Problem: Read the data and repeat all of it exactly.
----------
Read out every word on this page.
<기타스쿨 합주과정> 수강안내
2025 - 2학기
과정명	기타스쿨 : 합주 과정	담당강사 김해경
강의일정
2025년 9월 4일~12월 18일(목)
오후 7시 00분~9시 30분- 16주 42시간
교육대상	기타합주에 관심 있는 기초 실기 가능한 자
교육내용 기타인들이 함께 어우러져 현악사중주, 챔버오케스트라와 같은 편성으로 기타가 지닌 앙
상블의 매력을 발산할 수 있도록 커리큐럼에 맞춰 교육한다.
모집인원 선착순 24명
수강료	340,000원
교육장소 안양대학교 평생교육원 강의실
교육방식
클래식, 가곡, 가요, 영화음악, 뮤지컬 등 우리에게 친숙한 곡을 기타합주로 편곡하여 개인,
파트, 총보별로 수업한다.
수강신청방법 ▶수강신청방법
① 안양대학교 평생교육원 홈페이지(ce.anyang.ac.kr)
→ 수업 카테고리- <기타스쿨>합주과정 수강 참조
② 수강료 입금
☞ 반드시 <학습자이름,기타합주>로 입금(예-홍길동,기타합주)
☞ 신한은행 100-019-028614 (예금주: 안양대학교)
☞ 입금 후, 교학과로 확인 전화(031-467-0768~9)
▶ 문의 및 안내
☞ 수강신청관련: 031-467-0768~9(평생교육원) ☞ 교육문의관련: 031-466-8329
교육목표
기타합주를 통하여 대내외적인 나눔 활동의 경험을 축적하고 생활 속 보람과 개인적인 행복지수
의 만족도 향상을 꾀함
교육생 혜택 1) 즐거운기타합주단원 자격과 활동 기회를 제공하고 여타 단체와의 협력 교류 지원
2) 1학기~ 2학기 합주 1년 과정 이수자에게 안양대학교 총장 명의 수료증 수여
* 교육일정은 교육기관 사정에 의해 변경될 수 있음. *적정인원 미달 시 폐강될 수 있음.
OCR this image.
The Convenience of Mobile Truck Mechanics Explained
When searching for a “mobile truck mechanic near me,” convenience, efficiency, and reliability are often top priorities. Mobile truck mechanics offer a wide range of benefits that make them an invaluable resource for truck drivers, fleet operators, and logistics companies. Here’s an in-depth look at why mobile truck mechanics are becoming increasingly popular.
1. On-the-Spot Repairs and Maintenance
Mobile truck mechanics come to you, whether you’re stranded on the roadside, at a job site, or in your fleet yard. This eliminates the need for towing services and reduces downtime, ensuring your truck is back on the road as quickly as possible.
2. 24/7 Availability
----------
Exercise response:
Read out every word on this page.
<기타스쿨 합주과정> 수강안내
2025 - 2학기
과정명	기타스쿨 : 합주 과정	담당강사 김해경
강의일정
2025년 9월 4일~12월 18일(목)
오후 7시 00분~9시 30분- 16주 42시간
교육대상	기타합주에 관심 있는 기초 실기 가능한 자
교육내용 기타인들이 함께 어우러져 현악사중주, 챔버오케스트라와 같은 편성으로 기타가 지닌 앙
상블의 매력을 발산할 수 있도록 커리큐럼에 맞춰 교육한다.
모집인원 선착순 24명
수강료	340,000원
교육장소 안양대학교 평생교육원 강의실
교육방식
클래식, 가곡, 가요, 영화음악, 뮤지컬 등 우리에게 친숙한 곡을 기타합주로 편곡하여 개인,
파트, 총보별로 수업한다.
수강신청방법 ▶수강신청방법
① 안양대학교 평생교육원 홈페이지(ce.anyang.ac.kr)
→ 수업 카테고리- <기타스쿨>합주과정 수강 참조
② 수강료 입금
☞ 반드시 <학습자이름,기타합주>로 입금(예-홍길동,기타합주)
☞ 신한은행 100-019-028614 (예금주: 안양대학교)
☞ 입금 후, 교학과로 확인 전화(031-467-0768~9)
▶ 문의 및 안내
☞ 수강신청관련: 031-467-0768~9(평생교육원) ☞ 교육문의관련: 031-466-8329
교육목표
기타합주를 통하여 대내외적인 나눔 활동의 경험을 축적하고 생활 속 보람과 개인적인 행복지수
의 만족도 향상을 꾀함
교육생 혜택 1) 즐거운기타합주단원 자격과 활동 기회를 제공하고 여타 단체와의 협력 교류 지원
2) 1학기~ 2학기 합주 1년 과정 이수자에게 안양대학교 총장 명의 수료증 수여
* 교육일정은 교육기관 사정에 의해 변경될 수 있음. *적정인원 미달 시 폐강될 수 있음.
OCR this image.
The Convenience of Mobile Truck Mechanics Explained
When searching for a “mobile truck mechanic near me,” convenience, efficiency, and reliability are often top priorities. Mobile truck mechanics offer a wide range of benefits that make them an invaluable resource for truck drivers, fleet operators, and logistics companies. Here’s an in-depth look at why mobile truck mechanics are becoming increasingly popular.
1. On-the-Spot Repairs and Maintenance
Mobile truck mechanics come to you, whether you’re stranded on the roadside, at a job site, or in your fleet yard. This eliminates the need for towing services and reduces downtime, ensuring your truck is back on the road as quickly as possible.
2. 24/7 Availability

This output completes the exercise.